→ WORK INSTRUCTIONS:
Which lines in the records below contain the word "this"? Copy each of them.

------------------------------------------------------------------------

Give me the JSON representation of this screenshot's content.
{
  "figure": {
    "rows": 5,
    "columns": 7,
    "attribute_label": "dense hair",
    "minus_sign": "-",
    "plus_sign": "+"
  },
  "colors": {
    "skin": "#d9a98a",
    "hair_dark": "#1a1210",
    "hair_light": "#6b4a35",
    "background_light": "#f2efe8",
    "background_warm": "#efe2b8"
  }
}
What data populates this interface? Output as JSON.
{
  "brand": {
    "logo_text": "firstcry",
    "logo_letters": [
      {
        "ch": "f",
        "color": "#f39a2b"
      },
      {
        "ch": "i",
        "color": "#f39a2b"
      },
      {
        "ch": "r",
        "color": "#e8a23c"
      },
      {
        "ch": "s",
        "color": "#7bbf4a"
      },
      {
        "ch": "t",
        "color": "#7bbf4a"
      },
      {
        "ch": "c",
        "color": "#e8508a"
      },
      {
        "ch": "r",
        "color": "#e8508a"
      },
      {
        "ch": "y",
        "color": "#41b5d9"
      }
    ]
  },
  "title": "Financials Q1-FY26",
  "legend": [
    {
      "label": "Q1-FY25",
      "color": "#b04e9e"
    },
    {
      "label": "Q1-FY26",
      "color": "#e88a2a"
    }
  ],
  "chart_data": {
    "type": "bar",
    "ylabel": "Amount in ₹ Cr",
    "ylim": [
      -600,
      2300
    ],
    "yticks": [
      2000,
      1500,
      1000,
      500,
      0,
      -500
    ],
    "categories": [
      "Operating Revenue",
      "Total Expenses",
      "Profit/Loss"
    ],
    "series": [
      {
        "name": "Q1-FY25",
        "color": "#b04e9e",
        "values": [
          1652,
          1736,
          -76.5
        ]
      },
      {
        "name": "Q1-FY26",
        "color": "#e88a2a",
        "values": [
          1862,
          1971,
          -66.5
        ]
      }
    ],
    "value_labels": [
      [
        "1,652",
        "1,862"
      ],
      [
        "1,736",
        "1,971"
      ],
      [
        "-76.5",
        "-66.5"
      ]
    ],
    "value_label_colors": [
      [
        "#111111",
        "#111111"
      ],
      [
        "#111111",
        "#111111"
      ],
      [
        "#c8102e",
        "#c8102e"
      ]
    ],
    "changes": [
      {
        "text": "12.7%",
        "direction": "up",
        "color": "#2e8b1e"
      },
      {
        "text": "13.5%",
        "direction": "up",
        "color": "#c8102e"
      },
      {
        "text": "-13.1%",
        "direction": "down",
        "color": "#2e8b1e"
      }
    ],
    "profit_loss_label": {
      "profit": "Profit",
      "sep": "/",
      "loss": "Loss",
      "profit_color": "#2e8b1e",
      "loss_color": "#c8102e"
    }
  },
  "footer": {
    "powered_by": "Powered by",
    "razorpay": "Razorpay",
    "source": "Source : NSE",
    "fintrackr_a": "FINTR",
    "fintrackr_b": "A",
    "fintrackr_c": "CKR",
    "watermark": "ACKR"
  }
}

------------------------------------------------------------------------

→ RESPONSE:
Give me the JSON representation of this screenshot's content.
What data populates this interface? Output as JSON.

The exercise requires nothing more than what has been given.